[Some records]
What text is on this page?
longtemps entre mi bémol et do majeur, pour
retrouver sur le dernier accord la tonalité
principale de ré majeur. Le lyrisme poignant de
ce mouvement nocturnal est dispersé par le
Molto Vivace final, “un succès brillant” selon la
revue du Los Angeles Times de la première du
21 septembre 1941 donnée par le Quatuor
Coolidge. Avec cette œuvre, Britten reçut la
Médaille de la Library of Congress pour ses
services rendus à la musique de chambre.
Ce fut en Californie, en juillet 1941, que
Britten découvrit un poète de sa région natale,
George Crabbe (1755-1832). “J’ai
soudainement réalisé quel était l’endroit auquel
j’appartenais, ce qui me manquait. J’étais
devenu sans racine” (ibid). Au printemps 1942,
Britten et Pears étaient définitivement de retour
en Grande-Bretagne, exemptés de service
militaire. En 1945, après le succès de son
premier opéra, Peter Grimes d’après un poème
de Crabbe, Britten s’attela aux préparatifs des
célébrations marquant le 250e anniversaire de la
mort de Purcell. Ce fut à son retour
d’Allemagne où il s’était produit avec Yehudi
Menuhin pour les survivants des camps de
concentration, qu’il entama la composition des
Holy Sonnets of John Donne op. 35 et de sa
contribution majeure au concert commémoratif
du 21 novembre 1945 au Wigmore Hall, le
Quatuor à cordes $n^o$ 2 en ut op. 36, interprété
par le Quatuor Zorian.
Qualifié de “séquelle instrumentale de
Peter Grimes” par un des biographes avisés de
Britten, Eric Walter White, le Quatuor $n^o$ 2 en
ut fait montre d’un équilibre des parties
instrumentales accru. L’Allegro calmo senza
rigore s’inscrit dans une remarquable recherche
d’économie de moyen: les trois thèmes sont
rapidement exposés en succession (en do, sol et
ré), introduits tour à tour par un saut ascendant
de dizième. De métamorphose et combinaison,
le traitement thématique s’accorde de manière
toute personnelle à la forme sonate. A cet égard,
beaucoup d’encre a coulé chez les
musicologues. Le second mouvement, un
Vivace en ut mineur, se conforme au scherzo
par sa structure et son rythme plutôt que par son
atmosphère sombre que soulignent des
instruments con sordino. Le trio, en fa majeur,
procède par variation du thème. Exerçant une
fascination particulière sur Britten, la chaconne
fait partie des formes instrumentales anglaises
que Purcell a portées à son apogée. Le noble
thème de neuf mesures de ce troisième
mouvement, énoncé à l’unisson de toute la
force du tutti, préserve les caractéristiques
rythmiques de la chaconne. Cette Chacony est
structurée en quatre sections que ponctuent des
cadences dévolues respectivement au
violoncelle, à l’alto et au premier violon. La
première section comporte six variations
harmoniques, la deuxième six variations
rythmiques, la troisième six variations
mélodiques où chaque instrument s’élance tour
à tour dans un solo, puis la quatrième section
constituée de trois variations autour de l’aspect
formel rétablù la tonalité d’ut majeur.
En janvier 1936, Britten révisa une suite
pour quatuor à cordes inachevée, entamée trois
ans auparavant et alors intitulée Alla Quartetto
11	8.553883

EXERCISE:
Review the material and copy each line in which the word "Vivace" appears.

OUTPUT BELOW:
Molto Vivace final, “un succès brillant” selon la
Vivace en ut mineur, se conforme au scherzo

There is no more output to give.